Nothing but the pictures may be left out. Restate the rest of the entries word for word.

** Opening Given data block **

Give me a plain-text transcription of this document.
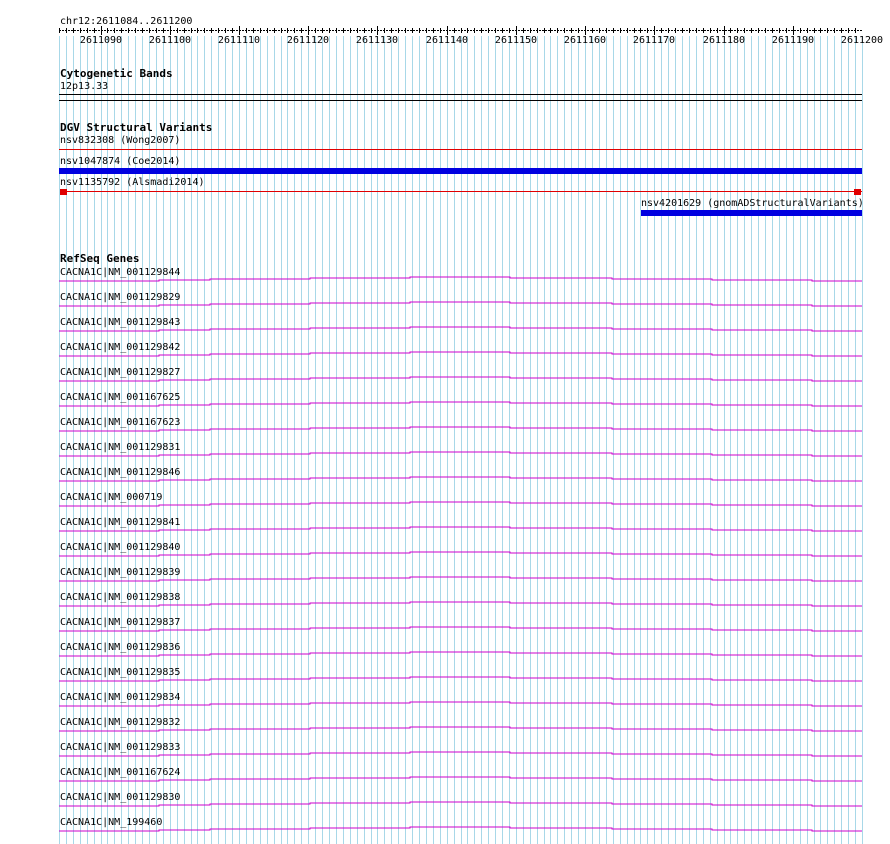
chr12:2611084..2611200
2611090	2611100	2611110	2611120	2611130	2611140	2611150	2611160	2611170	2611180	2611190	2611200
Cytogenetic Bands
12p13.33
DGV Structural Variants
nsv832308 (Wong2007)
nsv1047874 (Coe2014)
nsv1135792 (Alsmadi2014)
nsv4201629 (gnomADStructuralVariants)
RefSeq Genes
CACNA1C|NM_001129844
CACNA1C|NM_001129829
CACNA1C|NM_001129843
CACNA1C|NM_001129842
CACNA1C|NM_001129827
CACNA1C|NM_001167625
CACNA1C|NM_001167623
CACNA1C|NM_001129831
CACNA1C|NM_001129846
CACNA1C|NM_000719
CACNA1C|NM_001129841
CACNA1C|NM_001129840
CACNA1C|NM_001129839
CACNA1C|NM_001129838
CACNA1C|NM_001129837
CACNA1C|NM_001129836
CACNA1C|NM_001129835
CACNA1C|NM_001129834
CACNA1C|NM_001129832
CACNA1C|NM_001129833
CACNA1C|NM_001167624
CACNA1C|NM_001129830
CACNA1C|NM_199460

** Closing Given data block **

## Response box:
Give me a plain-text transcription of this document.
chr12:2611084..2611200
2611090	2611100	2611110	2611120	2611130	2611140	2611150	2611160	2611170	2611180	2611190	2611200
Cytogenetic Bands
12p13.33
DGV Structural Variants
nsv832308 (Wong2007)
nsv1047874 (Coe2014)
nsv1135792 (Alsmadi2014)
nsv4201629 (gnomADStructuralVariants)
RefSeq Genes
CACNA1C|NM_001129844
CACNA1C|NM_001129829
CACNA1C|NM_001129843
CACNA1C|NM_001129842
CACNA1C|NM_001129827
CACNA1C|NM_001167625
CACNA1C|NM_001167623
CACNA1C|NM_001129831
CACNA1C|NM_001129846
CACNA1C|NM_000719
CACNA1C|NM_001129841
CACNA1C|NM_001129840
CACNA1C|NM_001129839
CACNA1C|NM_001129838
CACNA1C|NM_001129837
CACNA1C|NM_001129836
CACNA1C|NM_001129835
CACNA1C|NM_001129834
CACNA1C|NM_001129832
CACNA1C|NM_001129833
CACNA1C|NM_001167624
CACNA1C|NM_001129830
CACNA1C|NM_199460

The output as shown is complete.